## [Data supplied]
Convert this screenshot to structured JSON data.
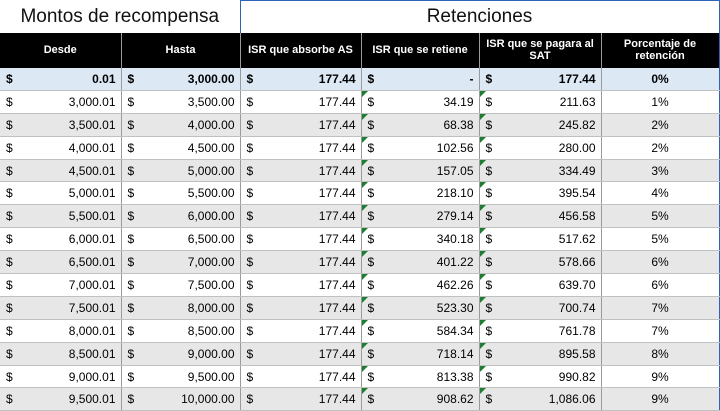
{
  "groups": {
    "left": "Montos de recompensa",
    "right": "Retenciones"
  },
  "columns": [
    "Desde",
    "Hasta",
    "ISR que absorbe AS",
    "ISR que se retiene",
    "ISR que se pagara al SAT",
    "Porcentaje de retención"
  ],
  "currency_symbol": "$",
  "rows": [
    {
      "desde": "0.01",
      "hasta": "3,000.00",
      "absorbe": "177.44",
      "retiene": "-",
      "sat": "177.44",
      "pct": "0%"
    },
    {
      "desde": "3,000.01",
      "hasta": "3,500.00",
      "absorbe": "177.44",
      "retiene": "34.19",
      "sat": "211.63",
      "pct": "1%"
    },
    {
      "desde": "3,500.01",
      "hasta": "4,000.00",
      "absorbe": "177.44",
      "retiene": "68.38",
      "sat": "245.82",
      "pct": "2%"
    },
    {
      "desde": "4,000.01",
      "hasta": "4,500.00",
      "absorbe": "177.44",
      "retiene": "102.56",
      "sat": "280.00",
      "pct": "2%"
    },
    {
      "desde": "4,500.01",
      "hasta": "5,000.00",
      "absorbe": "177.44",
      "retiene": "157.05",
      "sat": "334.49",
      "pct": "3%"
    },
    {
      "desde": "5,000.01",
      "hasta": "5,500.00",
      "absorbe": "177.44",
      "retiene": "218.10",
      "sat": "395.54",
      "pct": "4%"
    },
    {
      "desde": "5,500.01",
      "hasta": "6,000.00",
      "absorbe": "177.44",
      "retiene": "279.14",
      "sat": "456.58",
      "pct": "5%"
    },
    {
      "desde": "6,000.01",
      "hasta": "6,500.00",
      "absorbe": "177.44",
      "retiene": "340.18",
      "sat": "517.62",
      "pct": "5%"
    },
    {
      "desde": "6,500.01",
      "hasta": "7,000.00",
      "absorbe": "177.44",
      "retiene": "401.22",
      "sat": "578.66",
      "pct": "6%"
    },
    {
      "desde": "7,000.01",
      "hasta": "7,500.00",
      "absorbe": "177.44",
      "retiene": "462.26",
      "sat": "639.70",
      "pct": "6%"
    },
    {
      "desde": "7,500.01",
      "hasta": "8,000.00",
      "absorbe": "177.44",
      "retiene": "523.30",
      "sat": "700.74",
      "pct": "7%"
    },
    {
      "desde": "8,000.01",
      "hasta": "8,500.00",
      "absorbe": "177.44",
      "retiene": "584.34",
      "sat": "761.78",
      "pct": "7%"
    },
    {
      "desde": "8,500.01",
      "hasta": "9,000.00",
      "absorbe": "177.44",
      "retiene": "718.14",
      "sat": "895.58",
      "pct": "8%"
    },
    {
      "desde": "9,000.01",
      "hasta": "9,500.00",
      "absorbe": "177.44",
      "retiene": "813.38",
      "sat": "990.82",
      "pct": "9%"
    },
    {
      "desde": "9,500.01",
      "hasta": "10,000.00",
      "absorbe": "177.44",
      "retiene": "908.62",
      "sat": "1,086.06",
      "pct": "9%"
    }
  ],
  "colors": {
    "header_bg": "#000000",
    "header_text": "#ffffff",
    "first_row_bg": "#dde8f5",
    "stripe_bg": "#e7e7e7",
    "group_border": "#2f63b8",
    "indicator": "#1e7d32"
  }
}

---

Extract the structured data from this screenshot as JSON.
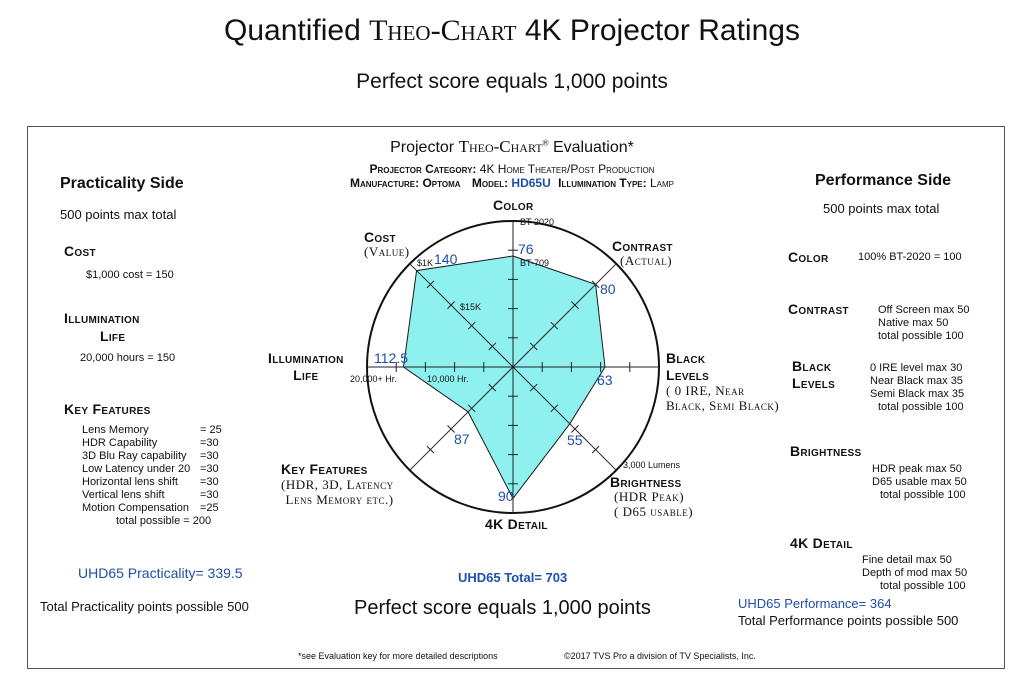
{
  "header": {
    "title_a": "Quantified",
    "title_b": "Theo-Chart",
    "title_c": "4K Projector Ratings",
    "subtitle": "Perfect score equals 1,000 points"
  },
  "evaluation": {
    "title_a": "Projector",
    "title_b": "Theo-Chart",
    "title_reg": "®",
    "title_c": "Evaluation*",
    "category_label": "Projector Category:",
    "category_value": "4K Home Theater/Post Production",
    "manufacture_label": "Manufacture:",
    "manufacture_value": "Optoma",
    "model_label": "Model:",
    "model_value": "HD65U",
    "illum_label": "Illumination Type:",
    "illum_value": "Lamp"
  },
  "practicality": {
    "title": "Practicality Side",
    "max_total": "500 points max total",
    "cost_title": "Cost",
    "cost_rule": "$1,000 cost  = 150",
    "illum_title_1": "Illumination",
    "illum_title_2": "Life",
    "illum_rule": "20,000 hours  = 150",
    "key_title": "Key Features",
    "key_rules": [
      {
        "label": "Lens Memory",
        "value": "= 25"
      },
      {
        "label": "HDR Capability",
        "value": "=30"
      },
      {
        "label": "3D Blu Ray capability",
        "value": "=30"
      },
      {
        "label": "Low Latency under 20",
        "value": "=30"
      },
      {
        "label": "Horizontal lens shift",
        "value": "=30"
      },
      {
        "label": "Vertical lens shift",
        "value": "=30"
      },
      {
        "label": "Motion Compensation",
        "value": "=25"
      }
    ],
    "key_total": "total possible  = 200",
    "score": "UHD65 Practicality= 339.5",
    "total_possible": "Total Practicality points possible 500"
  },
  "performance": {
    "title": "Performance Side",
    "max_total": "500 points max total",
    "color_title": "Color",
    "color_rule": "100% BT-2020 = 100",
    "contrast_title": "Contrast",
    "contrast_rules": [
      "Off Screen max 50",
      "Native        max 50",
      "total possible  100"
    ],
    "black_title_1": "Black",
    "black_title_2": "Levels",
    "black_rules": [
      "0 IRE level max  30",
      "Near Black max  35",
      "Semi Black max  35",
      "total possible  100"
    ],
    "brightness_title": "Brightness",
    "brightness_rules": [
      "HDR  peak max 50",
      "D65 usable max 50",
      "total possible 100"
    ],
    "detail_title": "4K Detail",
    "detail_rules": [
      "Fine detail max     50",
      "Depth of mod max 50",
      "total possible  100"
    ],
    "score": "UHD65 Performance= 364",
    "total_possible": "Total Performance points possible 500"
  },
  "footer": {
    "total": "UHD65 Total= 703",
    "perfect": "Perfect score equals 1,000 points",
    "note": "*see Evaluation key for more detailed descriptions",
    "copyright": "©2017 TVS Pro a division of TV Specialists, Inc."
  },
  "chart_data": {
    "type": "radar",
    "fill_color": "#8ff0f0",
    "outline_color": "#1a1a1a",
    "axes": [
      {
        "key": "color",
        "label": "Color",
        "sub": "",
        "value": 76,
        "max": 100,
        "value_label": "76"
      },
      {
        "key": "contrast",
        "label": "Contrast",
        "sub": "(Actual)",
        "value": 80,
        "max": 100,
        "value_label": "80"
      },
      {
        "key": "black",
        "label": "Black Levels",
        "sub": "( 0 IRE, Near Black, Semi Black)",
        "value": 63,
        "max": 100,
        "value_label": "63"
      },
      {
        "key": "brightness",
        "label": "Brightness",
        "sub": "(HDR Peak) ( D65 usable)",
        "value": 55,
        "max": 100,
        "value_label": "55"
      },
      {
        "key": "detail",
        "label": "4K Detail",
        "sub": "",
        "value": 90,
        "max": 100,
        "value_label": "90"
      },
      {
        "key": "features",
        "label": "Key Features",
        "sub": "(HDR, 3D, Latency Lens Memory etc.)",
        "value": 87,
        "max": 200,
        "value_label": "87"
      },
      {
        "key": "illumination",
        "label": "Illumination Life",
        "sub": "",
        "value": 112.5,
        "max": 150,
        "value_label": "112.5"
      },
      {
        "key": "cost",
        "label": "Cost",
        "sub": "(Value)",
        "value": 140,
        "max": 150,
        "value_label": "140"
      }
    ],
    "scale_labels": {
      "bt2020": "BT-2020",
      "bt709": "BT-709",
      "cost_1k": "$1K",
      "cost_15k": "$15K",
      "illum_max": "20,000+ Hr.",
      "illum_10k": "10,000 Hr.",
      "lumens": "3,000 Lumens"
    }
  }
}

## [Directions]
Locate the word "Side" in the records above, and return each line that has it.

## [Problem solution]
    "title": "Practicality Side",
    "title": "Performance Side",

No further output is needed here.